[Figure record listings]

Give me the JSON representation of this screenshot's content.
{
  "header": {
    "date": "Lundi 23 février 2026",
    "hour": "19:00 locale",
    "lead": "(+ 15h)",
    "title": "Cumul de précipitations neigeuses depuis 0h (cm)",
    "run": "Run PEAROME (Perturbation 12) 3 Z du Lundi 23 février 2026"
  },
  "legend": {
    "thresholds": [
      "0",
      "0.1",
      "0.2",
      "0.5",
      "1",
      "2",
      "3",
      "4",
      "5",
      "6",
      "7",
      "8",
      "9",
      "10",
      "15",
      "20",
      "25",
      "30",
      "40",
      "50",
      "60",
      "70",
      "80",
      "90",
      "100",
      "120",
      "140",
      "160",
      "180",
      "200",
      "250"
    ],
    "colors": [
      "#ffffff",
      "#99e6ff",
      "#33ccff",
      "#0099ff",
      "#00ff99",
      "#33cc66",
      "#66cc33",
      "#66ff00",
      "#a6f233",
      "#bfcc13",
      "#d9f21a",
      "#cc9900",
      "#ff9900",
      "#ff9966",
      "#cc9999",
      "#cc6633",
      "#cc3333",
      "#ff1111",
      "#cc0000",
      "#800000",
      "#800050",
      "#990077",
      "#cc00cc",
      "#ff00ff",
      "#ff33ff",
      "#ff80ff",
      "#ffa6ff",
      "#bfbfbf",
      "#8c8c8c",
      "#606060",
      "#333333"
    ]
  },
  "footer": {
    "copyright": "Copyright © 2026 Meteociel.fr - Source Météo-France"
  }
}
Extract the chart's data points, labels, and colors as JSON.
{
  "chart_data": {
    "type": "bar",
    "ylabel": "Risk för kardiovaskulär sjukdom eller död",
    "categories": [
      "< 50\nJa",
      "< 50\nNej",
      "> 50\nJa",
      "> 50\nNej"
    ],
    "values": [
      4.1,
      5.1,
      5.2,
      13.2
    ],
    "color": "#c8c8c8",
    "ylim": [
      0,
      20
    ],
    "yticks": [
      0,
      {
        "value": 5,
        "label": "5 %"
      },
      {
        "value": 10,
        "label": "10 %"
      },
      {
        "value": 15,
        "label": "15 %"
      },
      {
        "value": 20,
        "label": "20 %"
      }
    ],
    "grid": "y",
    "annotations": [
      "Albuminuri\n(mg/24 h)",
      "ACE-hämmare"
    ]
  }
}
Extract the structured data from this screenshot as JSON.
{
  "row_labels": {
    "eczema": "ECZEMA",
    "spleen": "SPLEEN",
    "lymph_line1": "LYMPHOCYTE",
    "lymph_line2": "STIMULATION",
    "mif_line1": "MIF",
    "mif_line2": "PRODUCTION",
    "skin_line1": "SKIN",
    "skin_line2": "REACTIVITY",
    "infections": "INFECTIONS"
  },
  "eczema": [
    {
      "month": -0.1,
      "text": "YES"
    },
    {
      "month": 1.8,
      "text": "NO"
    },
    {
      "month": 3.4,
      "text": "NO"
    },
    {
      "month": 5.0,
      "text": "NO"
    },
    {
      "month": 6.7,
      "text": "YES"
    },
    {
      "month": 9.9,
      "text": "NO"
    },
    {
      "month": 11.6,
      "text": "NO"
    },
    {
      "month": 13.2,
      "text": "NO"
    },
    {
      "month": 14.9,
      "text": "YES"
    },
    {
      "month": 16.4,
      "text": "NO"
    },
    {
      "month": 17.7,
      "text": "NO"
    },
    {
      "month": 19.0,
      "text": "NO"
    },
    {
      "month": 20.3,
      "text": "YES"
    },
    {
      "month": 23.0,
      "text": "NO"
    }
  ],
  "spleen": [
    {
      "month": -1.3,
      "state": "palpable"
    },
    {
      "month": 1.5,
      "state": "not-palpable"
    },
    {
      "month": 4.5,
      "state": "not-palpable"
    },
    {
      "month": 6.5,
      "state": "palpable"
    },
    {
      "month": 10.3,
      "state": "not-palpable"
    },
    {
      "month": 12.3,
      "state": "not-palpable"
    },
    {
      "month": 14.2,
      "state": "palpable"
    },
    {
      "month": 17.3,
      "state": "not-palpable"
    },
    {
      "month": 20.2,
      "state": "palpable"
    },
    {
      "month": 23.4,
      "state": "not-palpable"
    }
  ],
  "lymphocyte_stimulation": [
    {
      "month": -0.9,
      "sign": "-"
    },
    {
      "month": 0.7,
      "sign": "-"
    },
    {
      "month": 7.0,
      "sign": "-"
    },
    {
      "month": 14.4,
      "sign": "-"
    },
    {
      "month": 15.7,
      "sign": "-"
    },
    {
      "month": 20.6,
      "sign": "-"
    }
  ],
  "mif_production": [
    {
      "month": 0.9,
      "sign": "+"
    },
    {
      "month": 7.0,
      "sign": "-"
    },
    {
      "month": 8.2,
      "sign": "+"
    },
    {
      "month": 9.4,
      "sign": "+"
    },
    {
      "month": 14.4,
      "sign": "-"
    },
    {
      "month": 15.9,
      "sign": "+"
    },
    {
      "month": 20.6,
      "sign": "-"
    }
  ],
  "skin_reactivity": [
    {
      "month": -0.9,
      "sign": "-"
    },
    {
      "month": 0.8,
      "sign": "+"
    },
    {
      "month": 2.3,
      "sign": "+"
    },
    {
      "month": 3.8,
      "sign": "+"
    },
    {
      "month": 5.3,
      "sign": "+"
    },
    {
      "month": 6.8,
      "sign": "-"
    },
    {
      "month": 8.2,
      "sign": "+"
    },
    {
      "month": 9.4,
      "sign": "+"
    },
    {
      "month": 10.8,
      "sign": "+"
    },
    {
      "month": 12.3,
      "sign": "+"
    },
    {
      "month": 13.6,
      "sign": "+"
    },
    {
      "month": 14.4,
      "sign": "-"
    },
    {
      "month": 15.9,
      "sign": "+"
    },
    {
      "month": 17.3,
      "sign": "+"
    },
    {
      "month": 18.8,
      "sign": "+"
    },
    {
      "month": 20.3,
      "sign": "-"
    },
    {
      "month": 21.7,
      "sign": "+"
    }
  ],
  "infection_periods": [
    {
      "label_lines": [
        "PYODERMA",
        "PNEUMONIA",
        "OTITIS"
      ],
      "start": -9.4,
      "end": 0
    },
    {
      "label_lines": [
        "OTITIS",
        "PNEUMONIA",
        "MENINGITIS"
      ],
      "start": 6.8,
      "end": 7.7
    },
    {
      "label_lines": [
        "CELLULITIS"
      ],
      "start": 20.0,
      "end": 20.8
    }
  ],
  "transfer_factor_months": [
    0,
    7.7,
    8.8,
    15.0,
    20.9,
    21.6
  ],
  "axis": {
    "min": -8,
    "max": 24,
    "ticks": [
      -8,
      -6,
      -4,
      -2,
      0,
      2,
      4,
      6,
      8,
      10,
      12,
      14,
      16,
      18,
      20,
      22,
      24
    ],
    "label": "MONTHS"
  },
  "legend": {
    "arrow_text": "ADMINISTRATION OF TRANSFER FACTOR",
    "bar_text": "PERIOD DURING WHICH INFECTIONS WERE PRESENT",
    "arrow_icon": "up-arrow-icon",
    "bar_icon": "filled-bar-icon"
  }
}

* [PROBLEM STATEMENT]
Using the data above, say how many lines include "icon". No other reply is needed.

* [EXERCISE RESULT]
2